▶ **Objective**: Reproduce each of the lines word for word.

▶ **Records supplied**:
__________

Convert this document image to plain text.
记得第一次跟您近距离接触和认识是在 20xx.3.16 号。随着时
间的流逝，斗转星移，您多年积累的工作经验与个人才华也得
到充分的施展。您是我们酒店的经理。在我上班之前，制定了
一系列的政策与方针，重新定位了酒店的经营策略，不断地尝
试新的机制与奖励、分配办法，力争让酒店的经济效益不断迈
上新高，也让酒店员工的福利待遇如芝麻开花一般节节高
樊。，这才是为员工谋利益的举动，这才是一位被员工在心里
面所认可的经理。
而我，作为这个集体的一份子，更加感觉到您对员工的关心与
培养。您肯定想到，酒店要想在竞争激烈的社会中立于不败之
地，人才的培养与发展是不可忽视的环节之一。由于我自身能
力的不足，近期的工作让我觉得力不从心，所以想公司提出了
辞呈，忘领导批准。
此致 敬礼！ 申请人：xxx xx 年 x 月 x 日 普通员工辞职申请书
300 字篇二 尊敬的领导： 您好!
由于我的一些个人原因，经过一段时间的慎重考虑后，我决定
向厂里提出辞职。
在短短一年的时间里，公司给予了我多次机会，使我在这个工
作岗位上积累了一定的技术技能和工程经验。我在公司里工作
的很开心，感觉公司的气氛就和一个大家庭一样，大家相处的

__________

▶ **Exercise answer**:
Convert this document image to plain text.
记得第一次跟您近距离接触和认识是在 20xx.3.16 号。随着时
间的流逝，斗转星移，您多年积累的工作经验与个人才华也得
到充分的施展。您是我们酒店的经理。在我上班之前，制定了
一系列的政策与方针，重新定位了酒店的经营策略，不断地尝
试新的机制与奖励、分配办法，力争让酒店的经济效益不断迈
上新高，也让酒店员工的福利待遇如芝麻开花一般节节高
樊。，这才是为员工谋利益的举动，这才是一位被员工在心里
面所认可的经理。
而我，作为这个集体的一份子，更加感觉到您对员工的关心与
培养。您肯定想到，酒店要想在竞争激烈的社会中立于不败之
地，人才的培养与发展是不可忽视的环节之一。由于我自身能
力的不足，近期的工作让我觉得力不从心，所以想公司提出了
辞呈，忘领导批准。
此致 敬礼！ 申请人：xxx xx 年 x 月 x 日 普通员工辞职申请书
300 字篇二 尊敬的领导： 您好!
由于我的一些个人原因，经过一段时间的慎重考虑后，我决定
向厂里提出辞职。
在短短一年的时间里，公司给予了我多次机会，使我在这个工
作岗位上积累了一定的技术技能和工程经验。我在公司里工作
的很开心，感觉公司的气氛就和一个大家庭一样，大家相处的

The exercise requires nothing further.